- Exercise goal: Below is some material; set it all down exactly, apart from the pictures.

- Entries with figure data:
────────

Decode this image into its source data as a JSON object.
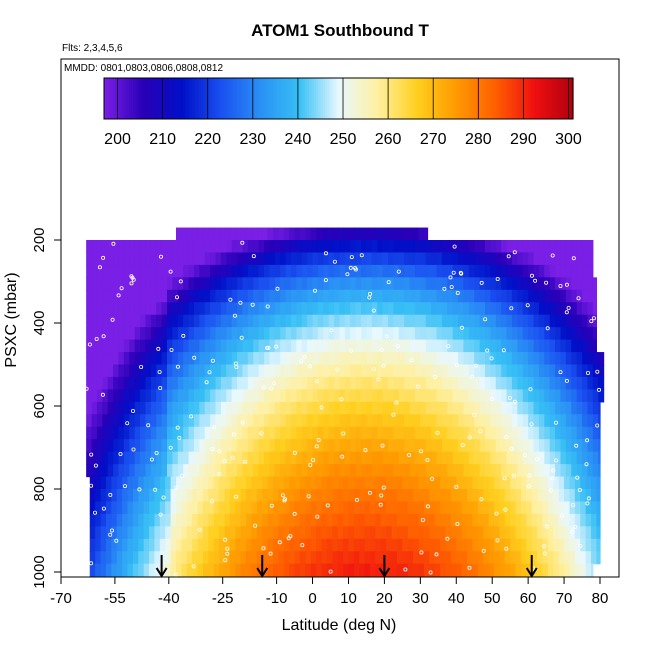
{
  "chart_data": {
    "type": "heatmap",
    "title": "ATOM1 Southbound T",
    "note_flights": "Flts: 2,3,4,5,6",
    "note_dates": "MMDD: 0801,0803,0806,0808,0812",
    "xlabel": "Latitude (deg N)",
    "ylabel": "PSXC (mbar)",
    "xlim": [
      -70,
      80
    ],
    "ylim": [
      1000,
      0
    ],
    "x_ticks": [
      -70,
      -55,
      -40,
      -25,
      -10,
      0,
      10,
      20,
      30,
      40,
      50,
      60,
      70,
      80
    ],
    "x_tick_labels": [
      "-70",
      "-55",
      "-40",
      "-25",
      "-10",
      "0",
      "10",
      "20",
      "30",
      "40",
      "50",
      "60",
      "70",
      "80"
    ],
    "y_ticks": [
      200,
      400,
      600,
      800,
      1000
    ],
    "y_tick_labels": [
      "200",
      "400",
      "600",
      "800",
      "1000"
    ],
    "colorbar": {
      "min": 197,
      "max": 301,
      "ticks": [
        200,
        210,
        220,
        230,
        240,
        250,
        260,
        270,
        280,
        290,
        300
      ],
      "tick_labels": [
        "200",
        "210",
        "220",
        "230",
        "240",
        "250",
        "260",
        "270",
        "280",
        "290",
        "300"
      ],
      "colors": [
        "#7a1fe6",
        "#2a00b8",
        "#0010c8",
        "#1a50f0",
        "#2a90f5",
        "#38c0f5",
        "#e8f8ff",
        "#fff0a0",
        "#ffd020",
        "#ff9a00",
        "#ff6000",
        "#f01010",
        "#b00010"
      ]
    },
    "pressure_levels": [
      185,
      215,
      245,
      275,
      305,
      335,
      365,
      395,
      425,
      455,
      485,
      515,
      545,
      575,
      605,
      635,
      665,
      695,
      725,
      755,
      785,
      815,
      845,
      875,
      905,
      935,
      965,
      995
    ],
    "latitude_extent_by_level": [
      [
        -38,
        32
      ],
      [
        -63,
        78
      ],
      [
        -63,
        78
      ],
      [
        -63,
        78
      ],
      [
        -63,
        79
      ],
      [
        -63,
        79
      ],
      [
        -63,
        79
      ],
      [
        -63,
        79
      ],
      [
        -63,
        79
      ],
      [
        -63,
        79
      ],
      [
        -63,
        81
      ],
      [
        -63,
        81
      ],
      [
        -63,
        81
      ],
      [
        -63,
        81
      ],
      [
        -63,
        80
      ],
      [
        -63,
        80
      ],
      [
        -63,
        80
      ],
      [
        -63,
        80
      ],
      [
        -63,
        80
      ],
      [
        -63,
        80
      ],
      [
        -62,
        80
      ],
      [
        -62,
        80
      ],
      [
        -62,
        80
      ],
      [
        -62,
        80
      ],
      [
        -62,
        80
      ],
      [
        -62,
        80
      ],
      [
        -62,
        80
      ],
      [
        -62,
        78
      ]
    ],
    "temperature_model": {
      "surface_temperature_K": 291,
      "surface_peak_latitude": 15,
      "lapse_K_per_1000m": 6.5
    },
    "arrows_latitude": [
      -42,
      -14,
      20,
      61
    ]
  }
}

────────

- Response:
Decode this image into its source data as a JSON object.
{
  "chart_data": {
    "type": "heatmap",
    "title": "ATOM1 Southbound T",
    "note_flights": "Flts: 2,3,4,5,6",
    "note_dates": "MMDD: 0801,0803,0806,0808,0812",
    "xlabel": "Latitude (deg N)",
    "ylabel": "PSXC (mbar)",
    "xlim": [
      -70,
      80
    ],
    "ylim": [
      1000,
      0
    ],
    "x_ticks": [
      -70,
      -55,
      -40,
      -25,
      -10,
      0,
      10,
      20,
      30,
      40,
      50,
      60,
      70,
      80
    ],
    "x_tick_labels": [
      "-70",
      "-55",
      "-40",
      "-25",
      "-10",
      "0",
      "10",
      "20",
      "30",
      "40",
      "50",
      "60",
      "70",
      "80"
    ],
    "y_ticks": [
      200,
      400,
      600,
      800,
      1000
    ],
    "y_tick_labels": [
      "200",
      "400",
      "600",
      "800",
      "1000"
    ],
    "colorbar": {
      "min": 197,
      "max": 301,
      "ticks": [
        200,
        210,
        220,
        230,
        240,
        250,
        260,
        270,
        280,
        290,
        300
      ],
      "tick_labels": [
        "200",
        "210",
        "220",
        "230",
        "240",
        "250",
        "260",
        "270",
        "280",
        "290",
        "300"
      ],
      "colors": [
        "#7a1fe6",
        "#2a00b8",
        "#0010c8",
        "#1a50f0",
        "#2a90f5",
        "#38c0f5",
        "#e8f8ff",
        "#fff0a0",
        "#ffd020",
        "#ff9a00",
        "#ff6000",
        "#f01010",
        "#b00010"
      ]
    },
    "pressure_levels": [
      185,
      215,
      245,
      275,
      305,
      335,
      365,
      395,
      425,
      455,
      485,
      515,
      545,
      575,
      605,
      635,
      665,
      695,
      725,
      755,
      785,
      815,
      845,
      875,
      905,
      935,
      965,
      995
    ],
    "latitude_extent_by_level": [
      [
        -38,
        32
      ],
      [
        -63,
        78
      ],
      [
        -63,
        78
      ],
      [
        -63,
        78
      ],
      [
        -63,
        79
      ],
      [
        -63,
        79
      ],
      [
        -63,
        79
      ],
      [
        -63,
        79
      ],
      [
        -63,
        79
      ],
      [
        -63,
        79
      ],
      [
        -63,
        81
      ],
      [
        -63,
        81
      ],
      [
        -63,
        81
      ],
      [
        -63,
        81
      ],
      [
        -63,
        80
      ],
      [
        -63,
        80
      ],
      [
        -63,
        80
      ],
      [
        -63,
        80
      ],
      [
        -63,
        80
      ],
      [
        -63,
        80
      ],
      [
        -62,
        80
      ],
      [
        -62,
        80
      ],
      [
        -62,
        80
      ],
      [
        -62,
        80
      ],
      [
        -62,
        80
      ],
      [
        -62,
        80
      ],
      [
        -62,
        80
      ],
      [
        -62,
        78
      ]
    ],
    "temperature_model": {
      "surface_temperature_K": 291,
      "surface_peak_latitude": 15,
      "lapse_K_per_1000m": 6.5
    },
    "arrows_latitude": [
      -42,
      -14,
      20,
      61
    ]
  }
}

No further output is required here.